# [Material]
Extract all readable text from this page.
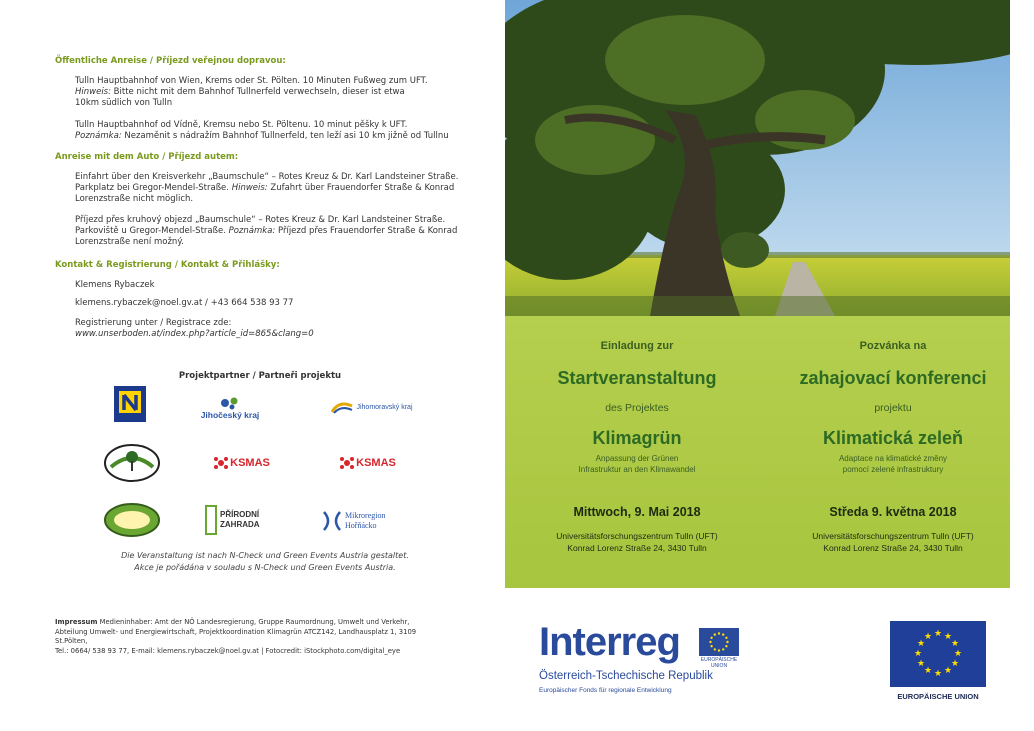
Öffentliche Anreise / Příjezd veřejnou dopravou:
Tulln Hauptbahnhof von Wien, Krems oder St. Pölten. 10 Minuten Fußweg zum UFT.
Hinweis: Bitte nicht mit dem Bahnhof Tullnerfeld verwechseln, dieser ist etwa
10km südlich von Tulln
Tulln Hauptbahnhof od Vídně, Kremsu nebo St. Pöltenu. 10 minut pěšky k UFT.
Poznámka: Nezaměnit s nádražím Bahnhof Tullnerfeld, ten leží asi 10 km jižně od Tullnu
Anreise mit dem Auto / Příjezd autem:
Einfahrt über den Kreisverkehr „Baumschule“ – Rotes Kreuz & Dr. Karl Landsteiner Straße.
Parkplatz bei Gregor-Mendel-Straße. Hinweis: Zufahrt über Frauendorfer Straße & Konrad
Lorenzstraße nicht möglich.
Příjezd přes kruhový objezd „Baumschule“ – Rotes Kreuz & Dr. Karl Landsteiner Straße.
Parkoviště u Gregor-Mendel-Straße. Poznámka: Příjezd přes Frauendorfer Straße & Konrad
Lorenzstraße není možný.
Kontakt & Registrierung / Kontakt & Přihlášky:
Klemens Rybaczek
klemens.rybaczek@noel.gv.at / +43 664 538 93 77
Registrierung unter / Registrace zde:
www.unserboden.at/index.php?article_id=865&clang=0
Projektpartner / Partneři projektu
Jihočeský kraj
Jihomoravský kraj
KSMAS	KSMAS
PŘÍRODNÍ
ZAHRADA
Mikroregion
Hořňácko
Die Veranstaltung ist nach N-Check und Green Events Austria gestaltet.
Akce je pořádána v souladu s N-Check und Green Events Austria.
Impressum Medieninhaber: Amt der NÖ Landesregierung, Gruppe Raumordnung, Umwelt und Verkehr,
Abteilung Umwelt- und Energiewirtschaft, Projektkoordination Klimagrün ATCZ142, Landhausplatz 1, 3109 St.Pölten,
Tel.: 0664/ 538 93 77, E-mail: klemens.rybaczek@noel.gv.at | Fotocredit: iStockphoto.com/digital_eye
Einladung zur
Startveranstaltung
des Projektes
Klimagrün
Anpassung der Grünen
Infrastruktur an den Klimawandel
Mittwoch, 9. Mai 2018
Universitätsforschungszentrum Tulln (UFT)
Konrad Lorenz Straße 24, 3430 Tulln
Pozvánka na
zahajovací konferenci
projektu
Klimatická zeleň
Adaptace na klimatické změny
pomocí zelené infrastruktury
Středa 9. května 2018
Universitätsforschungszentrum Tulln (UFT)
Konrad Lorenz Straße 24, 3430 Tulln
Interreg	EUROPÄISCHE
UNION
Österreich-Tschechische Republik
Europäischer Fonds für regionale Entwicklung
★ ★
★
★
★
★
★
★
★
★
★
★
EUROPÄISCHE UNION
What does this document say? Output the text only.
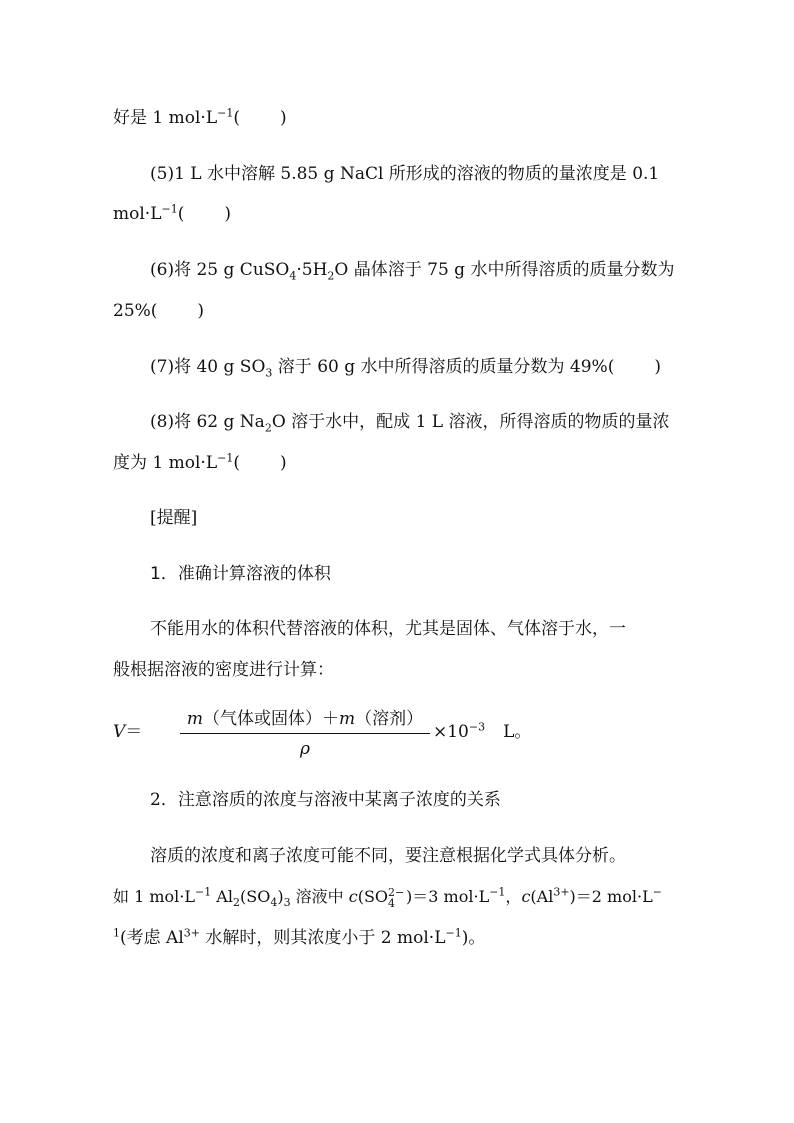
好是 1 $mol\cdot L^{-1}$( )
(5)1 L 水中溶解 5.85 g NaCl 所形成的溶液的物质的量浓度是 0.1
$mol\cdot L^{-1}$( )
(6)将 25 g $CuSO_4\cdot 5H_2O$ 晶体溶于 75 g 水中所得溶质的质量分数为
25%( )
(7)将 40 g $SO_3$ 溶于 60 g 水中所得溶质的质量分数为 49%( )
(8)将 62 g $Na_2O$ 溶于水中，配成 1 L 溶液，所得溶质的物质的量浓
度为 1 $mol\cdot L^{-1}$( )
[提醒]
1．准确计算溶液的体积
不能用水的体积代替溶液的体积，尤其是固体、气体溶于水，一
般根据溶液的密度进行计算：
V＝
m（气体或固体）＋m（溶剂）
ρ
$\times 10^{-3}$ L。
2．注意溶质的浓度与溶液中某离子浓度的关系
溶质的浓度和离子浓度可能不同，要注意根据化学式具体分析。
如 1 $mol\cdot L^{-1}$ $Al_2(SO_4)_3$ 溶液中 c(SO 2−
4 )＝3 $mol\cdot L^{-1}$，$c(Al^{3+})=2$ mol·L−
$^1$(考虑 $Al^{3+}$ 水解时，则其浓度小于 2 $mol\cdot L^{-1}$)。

# [Instruction]
Exactly as they appear, repeat the lines from the one containing "What does this" through the last line of the entries, counting both ends. Pictures stay out.

# [Finished answer]
What does this document say? Output the text only.
好是 1 $mol\cdot L^{-1}$( )
(5)1 L 水中溶解 5.85 g NaCl 所形成的溶液的物质的量浓度是 0.1
$mol\cdot L^{-1}$( )
(6)将 25 g $CuSO_4\cdot 5H_2O$ 晶体溶于 75 g 水中所得溶质的质量分数为
25%( )
(7)将 40 g $SO_3$ 溶于 60 g 水中所得溶质的质量分数为 49%( )
(8)将 62 g $Na_2O$ 溶于水中，配成 1 L 溶液，所得溶质的物质的量浓
度为 1 $mol\cdot L^{-1}$( )
[提醒]
1．准确计算溶液的体积
不能用水的体积代替溶液的体积，尤其是固体、气体溶于水，一
般根据溶液的密度进行计算：
V＝
m（气体或固体）＋m（溶剂）
ρ
$\times 10^{-3}$ L。
2．注意溶质的浓度与溶液中某离子浓度的关系
溶质的浓度和离子浓度可能不同，要注意根据化学式具体分析。
如 1 $mol\cdot L^{-1}$ $Al_2(SO_4)_3$ 溶液中 c(SO 2−
4 )＝3 $mol\cdot L^{-1}$，$c(Al^{3+})=2$ mol·L−
$^1$(考虑 $Al^{3+}$ 水解时，则其浓度小于 2 $mol\cdot L^{-1}$)。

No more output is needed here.